# What is required
Among the entries below, find the lines with "controllers" and copy them.

# Input rows
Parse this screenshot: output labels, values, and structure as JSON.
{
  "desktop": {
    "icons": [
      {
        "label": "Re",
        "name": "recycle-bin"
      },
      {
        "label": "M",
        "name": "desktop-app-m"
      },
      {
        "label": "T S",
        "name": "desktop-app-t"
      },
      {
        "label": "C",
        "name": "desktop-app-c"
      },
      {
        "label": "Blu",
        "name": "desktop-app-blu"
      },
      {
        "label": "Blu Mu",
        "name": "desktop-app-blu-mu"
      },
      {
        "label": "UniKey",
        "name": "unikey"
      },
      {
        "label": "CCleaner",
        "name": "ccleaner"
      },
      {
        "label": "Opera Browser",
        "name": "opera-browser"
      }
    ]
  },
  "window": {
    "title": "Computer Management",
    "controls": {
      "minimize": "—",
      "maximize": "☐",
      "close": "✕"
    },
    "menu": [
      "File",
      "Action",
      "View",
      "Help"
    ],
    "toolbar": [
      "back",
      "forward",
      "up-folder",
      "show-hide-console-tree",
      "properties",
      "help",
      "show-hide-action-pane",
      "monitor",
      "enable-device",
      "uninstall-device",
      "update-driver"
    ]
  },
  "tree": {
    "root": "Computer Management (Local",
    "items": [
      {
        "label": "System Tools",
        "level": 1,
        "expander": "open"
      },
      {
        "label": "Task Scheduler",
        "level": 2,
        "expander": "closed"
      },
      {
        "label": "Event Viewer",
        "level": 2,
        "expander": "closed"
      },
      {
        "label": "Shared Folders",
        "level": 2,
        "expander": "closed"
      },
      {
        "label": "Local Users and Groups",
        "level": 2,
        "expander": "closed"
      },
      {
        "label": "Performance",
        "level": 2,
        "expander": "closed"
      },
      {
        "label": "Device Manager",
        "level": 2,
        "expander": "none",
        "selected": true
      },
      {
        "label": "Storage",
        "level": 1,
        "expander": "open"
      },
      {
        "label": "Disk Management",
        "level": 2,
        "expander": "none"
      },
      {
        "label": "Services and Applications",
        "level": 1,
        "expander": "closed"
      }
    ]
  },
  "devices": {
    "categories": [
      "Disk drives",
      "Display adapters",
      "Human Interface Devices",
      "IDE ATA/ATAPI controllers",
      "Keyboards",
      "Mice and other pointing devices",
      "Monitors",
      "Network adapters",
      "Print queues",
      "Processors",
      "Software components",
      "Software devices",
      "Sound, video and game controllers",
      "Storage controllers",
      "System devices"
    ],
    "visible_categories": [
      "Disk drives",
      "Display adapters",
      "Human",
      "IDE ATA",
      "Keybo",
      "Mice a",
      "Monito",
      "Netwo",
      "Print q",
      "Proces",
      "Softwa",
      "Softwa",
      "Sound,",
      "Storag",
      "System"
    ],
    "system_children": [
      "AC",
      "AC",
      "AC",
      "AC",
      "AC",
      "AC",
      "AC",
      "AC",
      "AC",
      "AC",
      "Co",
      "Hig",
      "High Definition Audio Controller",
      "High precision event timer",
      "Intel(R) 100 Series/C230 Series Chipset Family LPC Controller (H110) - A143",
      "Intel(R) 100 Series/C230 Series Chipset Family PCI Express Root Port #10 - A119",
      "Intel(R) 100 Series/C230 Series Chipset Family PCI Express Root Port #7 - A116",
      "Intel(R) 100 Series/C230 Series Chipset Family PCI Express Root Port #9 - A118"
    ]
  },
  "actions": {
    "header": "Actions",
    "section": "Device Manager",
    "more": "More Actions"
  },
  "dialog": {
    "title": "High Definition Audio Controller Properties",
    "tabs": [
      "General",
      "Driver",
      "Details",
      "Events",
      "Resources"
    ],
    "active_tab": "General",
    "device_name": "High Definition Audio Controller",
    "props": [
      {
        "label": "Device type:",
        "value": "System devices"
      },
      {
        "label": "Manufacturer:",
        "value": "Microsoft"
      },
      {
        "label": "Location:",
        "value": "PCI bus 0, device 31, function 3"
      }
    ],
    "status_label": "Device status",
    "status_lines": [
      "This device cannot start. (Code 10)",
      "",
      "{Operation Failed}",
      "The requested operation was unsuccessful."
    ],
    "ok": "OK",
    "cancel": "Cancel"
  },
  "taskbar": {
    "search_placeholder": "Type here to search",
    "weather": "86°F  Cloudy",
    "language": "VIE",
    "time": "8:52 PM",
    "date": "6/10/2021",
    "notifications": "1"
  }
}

# Full solution
      "IDE ATA/ATAPI controllers",
      "Sound, video and game controllers",
      "Storage controllers",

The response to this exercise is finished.